-- Start Supplied data --

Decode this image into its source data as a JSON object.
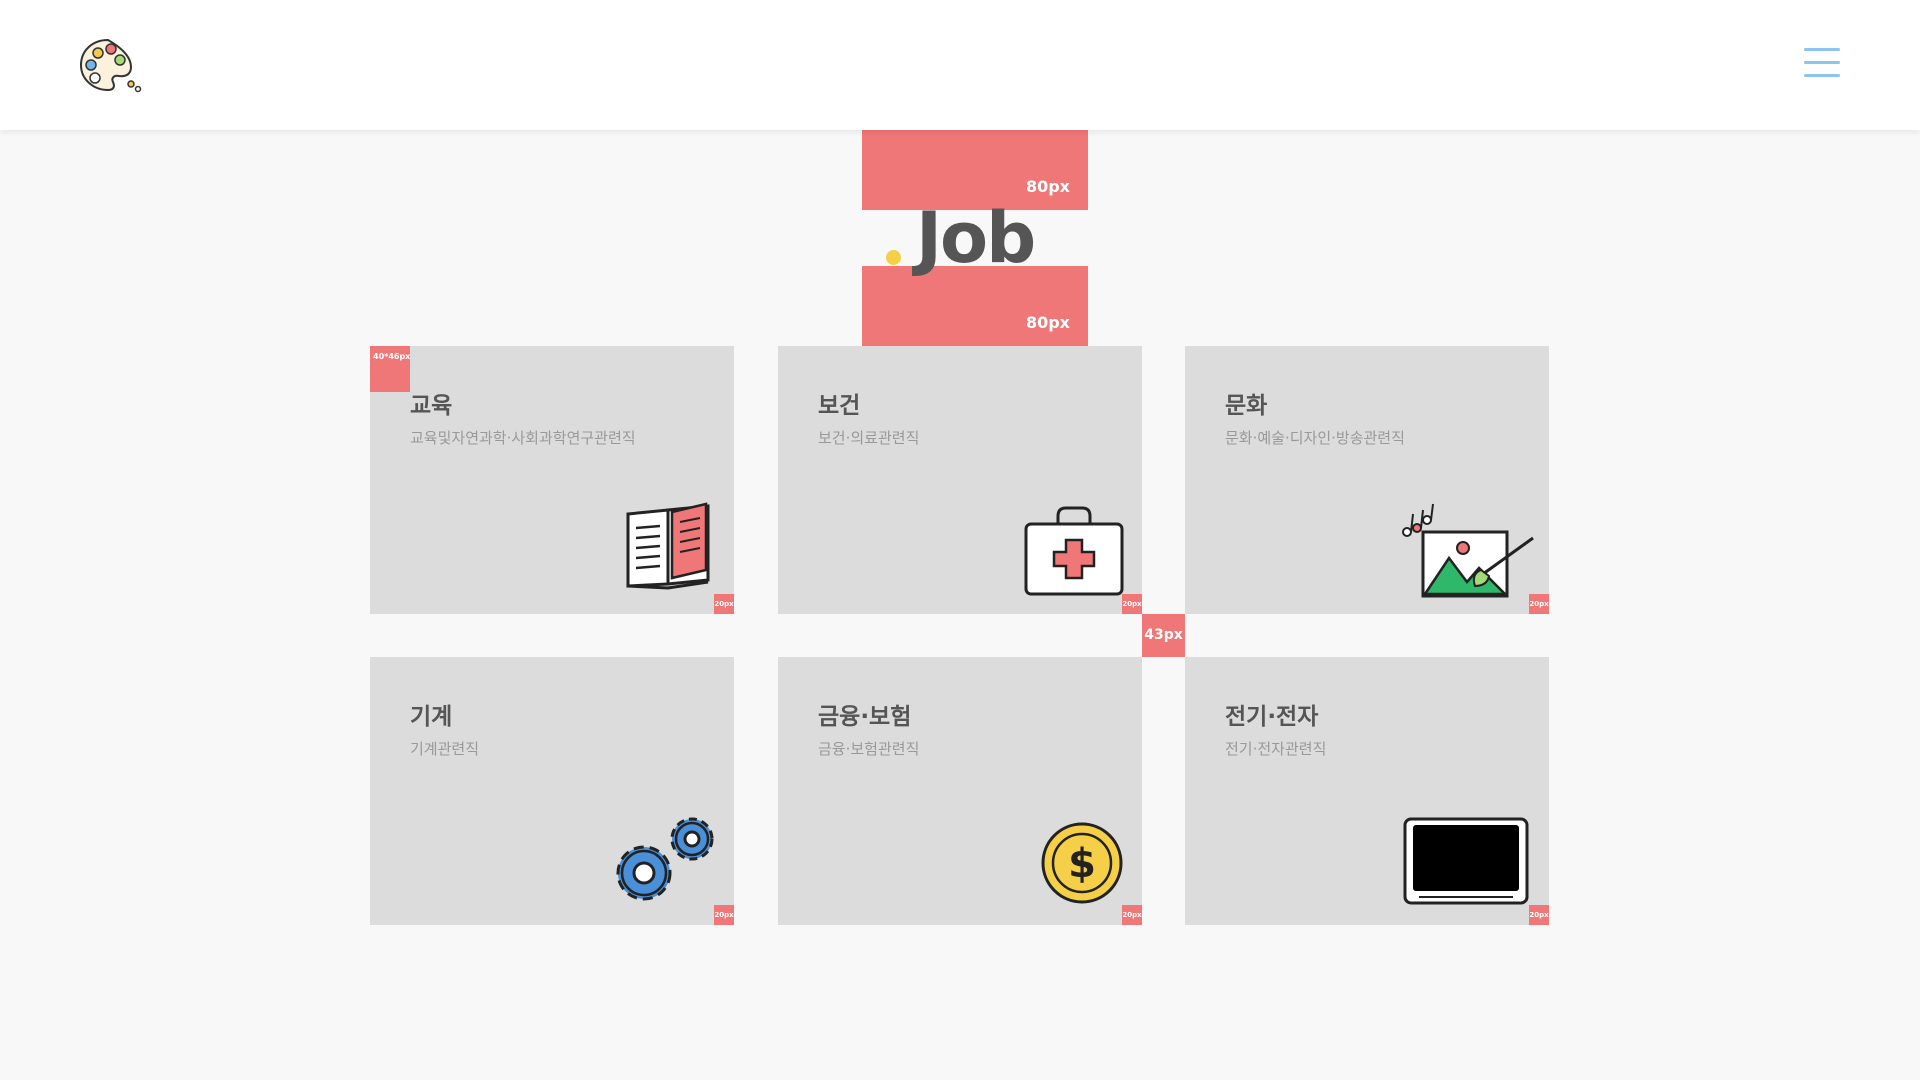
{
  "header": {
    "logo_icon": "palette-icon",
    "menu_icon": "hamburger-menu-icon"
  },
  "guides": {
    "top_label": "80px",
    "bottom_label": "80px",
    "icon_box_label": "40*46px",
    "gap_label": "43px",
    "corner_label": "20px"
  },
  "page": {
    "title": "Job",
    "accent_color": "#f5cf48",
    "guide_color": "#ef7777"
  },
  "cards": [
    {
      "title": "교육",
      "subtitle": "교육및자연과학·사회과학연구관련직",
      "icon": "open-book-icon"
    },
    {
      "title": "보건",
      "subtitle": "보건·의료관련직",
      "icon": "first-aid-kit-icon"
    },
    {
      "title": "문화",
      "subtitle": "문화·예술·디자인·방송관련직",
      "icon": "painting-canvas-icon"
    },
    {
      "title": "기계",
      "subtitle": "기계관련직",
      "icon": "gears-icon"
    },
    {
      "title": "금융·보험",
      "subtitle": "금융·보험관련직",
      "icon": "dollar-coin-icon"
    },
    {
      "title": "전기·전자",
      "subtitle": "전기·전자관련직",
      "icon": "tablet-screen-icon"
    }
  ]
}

-- End Supplied data --

Write out the whole listing again, exactly, with no pictures.

▶ [Response]:
Decode this image into its source data as a JSON object.
{
  "header": {
    "logo_icon": "palette-icon",
    "menu_icon": "hamburger-menu-icon"
  },
  "guides": {
    "top_label": "80px",
    "bottom_label": "80px",
    "icon_box_label": "40*46px",
    "gap_label": "43px",
    "corner_label": "20px"
  },
  "page": {
    "title": "Job",
    "accent_color": "#f5cf48",
    "guide_color": "#ef7777"
  },
  "cards": [
    {
      "title": "교육",
      "subtitle": "교육및자연과학·사회과학연구관련직",
      "icon": "open-book-icon"
    },
    {
      "title": "보건",
      "subtitle": "보건·의료관련직",
      "icon": "first-aid-kit-icon"
    },
    {
      "title": "문화",
      "subtitle": "문화·예술·디자인·방송관련직",
      "icon": "painting-canvas-icon"
    },
    {
      "title": "기계",
      "subtitle": "기계관련직",
      "icon": "gears-icon"
    },
    {
      "title": "금융·보험",
      "subtitle": "금융·보험관련직",
      "icon": "dollar-coin-icon"
    },
    {
      "title": "전기·전자",
      "subtitle": "전기·전자관련직",
      "icon": "tablet-screen-icon"
    }
  ]
}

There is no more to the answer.